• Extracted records
________________________
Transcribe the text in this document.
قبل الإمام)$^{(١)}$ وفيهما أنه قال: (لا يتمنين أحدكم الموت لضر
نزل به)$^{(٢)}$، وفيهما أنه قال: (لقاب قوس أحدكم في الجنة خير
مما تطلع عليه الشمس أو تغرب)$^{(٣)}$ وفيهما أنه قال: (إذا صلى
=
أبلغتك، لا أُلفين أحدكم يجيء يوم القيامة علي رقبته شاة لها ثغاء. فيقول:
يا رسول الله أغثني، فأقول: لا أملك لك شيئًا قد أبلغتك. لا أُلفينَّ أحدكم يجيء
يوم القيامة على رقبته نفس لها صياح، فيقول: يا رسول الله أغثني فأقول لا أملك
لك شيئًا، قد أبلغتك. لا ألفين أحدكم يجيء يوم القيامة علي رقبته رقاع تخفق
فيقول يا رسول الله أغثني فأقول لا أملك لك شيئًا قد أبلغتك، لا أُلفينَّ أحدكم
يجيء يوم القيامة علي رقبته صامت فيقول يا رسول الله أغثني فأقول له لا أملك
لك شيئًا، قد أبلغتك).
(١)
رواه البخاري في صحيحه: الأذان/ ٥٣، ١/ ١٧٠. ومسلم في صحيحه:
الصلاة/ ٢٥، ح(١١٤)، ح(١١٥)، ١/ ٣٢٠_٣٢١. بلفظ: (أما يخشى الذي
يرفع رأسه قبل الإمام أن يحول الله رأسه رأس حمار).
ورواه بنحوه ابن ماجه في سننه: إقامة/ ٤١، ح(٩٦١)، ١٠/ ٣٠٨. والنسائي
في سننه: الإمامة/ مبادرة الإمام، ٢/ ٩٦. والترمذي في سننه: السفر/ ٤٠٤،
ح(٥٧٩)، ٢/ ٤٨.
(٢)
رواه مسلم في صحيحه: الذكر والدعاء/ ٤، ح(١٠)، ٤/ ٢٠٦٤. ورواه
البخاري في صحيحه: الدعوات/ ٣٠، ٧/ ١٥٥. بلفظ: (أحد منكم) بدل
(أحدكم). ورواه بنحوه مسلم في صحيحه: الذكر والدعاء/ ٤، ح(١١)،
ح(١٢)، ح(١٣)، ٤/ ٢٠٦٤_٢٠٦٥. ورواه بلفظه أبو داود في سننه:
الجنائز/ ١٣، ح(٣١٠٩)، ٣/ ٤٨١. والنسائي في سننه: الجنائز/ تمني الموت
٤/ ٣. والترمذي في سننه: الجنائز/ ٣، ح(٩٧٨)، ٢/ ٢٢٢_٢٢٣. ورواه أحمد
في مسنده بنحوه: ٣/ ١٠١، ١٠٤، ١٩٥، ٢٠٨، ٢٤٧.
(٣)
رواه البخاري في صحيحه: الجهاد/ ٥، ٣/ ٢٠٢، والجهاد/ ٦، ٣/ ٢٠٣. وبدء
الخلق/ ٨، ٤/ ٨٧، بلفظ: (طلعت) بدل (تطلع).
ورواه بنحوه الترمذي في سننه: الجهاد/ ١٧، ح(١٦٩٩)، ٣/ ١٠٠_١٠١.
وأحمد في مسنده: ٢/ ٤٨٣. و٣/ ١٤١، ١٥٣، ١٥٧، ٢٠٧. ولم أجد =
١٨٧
________________________
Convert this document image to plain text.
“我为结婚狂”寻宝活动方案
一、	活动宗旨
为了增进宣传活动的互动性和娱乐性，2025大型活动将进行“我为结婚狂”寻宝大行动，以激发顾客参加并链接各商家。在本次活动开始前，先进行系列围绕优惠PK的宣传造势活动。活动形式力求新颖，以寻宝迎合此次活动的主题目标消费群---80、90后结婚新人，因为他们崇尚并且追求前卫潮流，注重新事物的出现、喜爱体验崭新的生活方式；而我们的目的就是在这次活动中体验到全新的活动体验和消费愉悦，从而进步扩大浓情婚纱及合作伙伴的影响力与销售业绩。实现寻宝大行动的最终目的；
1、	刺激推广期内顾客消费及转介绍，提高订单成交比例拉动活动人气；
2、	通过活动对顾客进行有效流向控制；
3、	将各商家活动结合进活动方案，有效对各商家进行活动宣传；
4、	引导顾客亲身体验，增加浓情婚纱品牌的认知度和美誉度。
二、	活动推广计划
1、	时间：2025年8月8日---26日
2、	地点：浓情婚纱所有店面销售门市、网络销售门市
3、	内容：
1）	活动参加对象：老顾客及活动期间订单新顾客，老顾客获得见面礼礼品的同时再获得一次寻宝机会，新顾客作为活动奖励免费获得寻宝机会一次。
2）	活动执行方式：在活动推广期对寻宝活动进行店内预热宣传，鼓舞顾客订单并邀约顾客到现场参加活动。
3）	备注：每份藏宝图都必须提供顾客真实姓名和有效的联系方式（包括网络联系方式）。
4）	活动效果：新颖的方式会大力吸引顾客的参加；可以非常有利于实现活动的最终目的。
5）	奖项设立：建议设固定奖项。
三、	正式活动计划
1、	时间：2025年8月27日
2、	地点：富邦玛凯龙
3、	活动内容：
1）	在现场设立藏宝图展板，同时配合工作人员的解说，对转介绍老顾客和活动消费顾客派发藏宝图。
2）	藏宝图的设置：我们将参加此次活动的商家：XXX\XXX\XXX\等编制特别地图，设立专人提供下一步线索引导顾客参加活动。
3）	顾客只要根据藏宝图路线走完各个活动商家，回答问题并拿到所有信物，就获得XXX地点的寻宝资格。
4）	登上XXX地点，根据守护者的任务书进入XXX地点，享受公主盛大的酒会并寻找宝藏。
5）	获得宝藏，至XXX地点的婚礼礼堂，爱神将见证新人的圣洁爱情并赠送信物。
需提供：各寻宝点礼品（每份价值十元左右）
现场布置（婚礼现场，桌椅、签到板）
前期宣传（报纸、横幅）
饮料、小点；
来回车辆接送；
________________________
• What is needed
Copy down every line of the material above that includes the string "الذكر".

• Output below
رواه مسلم في صحيحه: الذكر والدعاء/ ٤، ح(١٠)، ٤/ ٢٠٦٤. ورواه
(أحدكم). ورواه بنحوه مسلم في صحيحه: الذكر والدعاء/ ٤، ح(١١)،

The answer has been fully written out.